Directions -
Copy out every record precisely.

*** The records

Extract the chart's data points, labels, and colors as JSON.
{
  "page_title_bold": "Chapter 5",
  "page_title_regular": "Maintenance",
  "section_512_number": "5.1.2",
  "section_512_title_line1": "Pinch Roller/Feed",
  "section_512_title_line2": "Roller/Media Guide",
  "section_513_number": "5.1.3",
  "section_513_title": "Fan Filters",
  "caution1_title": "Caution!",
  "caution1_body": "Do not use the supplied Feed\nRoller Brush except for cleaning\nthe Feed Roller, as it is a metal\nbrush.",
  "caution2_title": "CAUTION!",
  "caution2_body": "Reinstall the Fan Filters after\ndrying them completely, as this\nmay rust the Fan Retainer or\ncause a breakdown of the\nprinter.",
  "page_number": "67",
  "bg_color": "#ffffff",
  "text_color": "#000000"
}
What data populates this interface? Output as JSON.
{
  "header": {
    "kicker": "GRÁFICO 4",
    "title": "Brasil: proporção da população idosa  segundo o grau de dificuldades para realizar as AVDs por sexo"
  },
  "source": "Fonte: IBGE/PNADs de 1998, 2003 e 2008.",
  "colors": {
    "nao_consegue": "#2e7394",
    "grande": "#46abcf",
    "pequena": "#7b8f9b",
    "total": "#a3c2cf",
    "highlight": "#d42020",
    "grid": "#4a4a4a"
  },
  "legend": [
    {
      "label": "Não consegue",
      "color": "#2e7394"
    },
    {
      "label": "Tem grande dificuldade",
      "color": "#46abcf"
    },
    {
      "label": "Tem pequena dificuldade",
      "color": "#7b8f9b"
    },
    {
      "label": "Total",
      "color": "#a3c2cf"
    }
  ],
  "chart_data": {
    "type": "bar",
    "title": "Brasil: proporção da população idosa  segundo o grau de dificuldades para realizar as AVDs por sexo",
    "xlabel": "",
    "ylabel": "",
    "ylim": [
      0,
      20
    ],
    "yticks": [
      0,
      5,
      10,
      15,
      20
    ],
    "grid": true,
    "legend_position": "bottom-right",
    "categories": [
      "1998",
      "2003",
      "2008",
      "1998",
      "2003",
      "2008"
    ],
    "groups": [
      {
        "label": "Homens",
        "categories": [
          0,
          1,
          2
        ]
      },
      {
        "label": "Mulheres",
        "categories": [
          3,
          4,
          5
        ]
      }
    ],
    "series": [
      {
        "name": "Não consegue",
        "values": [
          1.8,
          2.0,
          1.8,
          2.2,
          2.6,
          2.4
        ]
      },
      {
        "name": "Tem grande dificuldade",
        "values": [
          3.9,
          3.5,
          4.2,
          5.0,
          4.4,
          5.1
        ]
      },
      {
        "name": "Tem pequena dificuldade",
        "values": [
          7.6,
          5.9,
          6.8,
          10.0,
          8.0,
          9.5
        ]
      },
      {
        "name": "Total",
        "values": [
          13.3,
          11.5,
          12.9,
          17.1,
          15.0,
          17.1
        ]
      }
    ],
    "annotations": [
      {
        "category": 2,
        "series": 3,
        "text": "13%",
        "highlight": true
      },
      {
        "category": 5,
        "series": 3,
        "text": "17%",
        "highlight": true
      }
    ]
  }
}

******

Written answer -
Extract the chart's data points, labels, and colors as JSON.
{
  "page_title_bold": "Chapter 5",
  "page_title_regular": "Maintenance",
  "section_512_number": "5.1.2",
  "section_512_title_line1": "Pinch Roller/Feed",
  "section_512_title_line2": "Roller/Media Guide",
  "section_513_number": "5.1.3",
  "section_513_title": "Fan Filters",
  "caution1_title": "Caution!",
  "caution1_body": "Do not use the supplied Feed\nRoller Brush except for cleaning\nthe Feed Roller, as it is a metal\nbrush.",
  "caution2_title": "CAUTION!",
  "caution2_body": "Reinstall the Fan Filters after\ndrying them completely, as this\nmay rust the Fan Retainer or\ncause a breakdown of the\nprinter.",
  "page_number": "67",
  "bg_color": "#ffffff",
  "text_color": "#000000"
}
What data populates this interface? Output as JSON.
{
  "header": {
    "kicker": "GRÁFICO 4",
    "title": "Brasil: proporção da população idosa  segundo o grau de dificuldades para realizar as AVDs por sexo"
  },
  "source": "Fonte: IBGE/PNADs de 1998, 2003 e 2008.",
  "colors": {
    "nao_consegue": "#2e7394",
    "grande": "#46abcf",
    "pequena": "#7b8f9b",
    "total": "#a3c2cf",
    "highlight": "#d42020",
    "grid": "#4a4a4a"
  },
  "legend": [
    {
      "label": "Não consegue",
      "color": "#2e7394"
    },
    {
      "label": "Tem grande dificuldade",
      "color": "#46abcf"
    },
    {
      "label": "Tem pequena dificuldade",
      "color": "#7b8f9b"
    },
    {
      "label": "Total",
      "color": "#a3c2cf"
    }
  ],
  "chart_data": {
    "type": "bar",
    "title": "Brasil: proporção da população idosa  segundo o grau de dificuldades para realizar as AVDs por sexo",
    "xlabel": "",
    "ylabel": "",
    "ylim": [
      0,
      20
    ],
    "yticks": [
      0,
      5,
      10,
      15,
      20
    ],
    "grid": true,
    "legend_position": "bottom-right",
    "categories": [
      "1998",
      "2003",
      "2008",
      "1998",
      "2003",
      "2008"
    ],
    "groups": [
      {
        "label": "Homens",
        "categories": [
          0,
          1,
          2
        ]
      },
      {
        "label": "Mulheres",
        "categories": [
          3,
          4,
          5
        ]
      }
    ],
    "series": [
      {
        "name": "Não consegue",
        "values": [
          1.8,
          2.0,
          1.8,
          2.2,
          2.6,
          2.4
        ]
      },
      {
        "name": "Tem grande dificuldade",
        "values": [
          3.9,
          3.5,
          4.2,
          5.0,
          4.4,
          5.1
        ]
      },
      {
        "name": "Tem pequena dificuldade",
        "values": [
          7.6,
          5.9,
          6.8,
          10.0,
          8.0,
          9.5
        ]
      },
      {
        "name": "Total",
        "values": [
          13.3,
          11.5,
          12.9,
          17.1,
          15.0,
          17.1
        ]
      }
    ],
    "annotations": [
      {
        "category": 2,
        "series": 3,
        "text": "13%",
        "highlight": true
      },
      {
        "category": 5,
        "series": 3,
        "text": "17%",
        "highlight": true
      }
    ]
  }
}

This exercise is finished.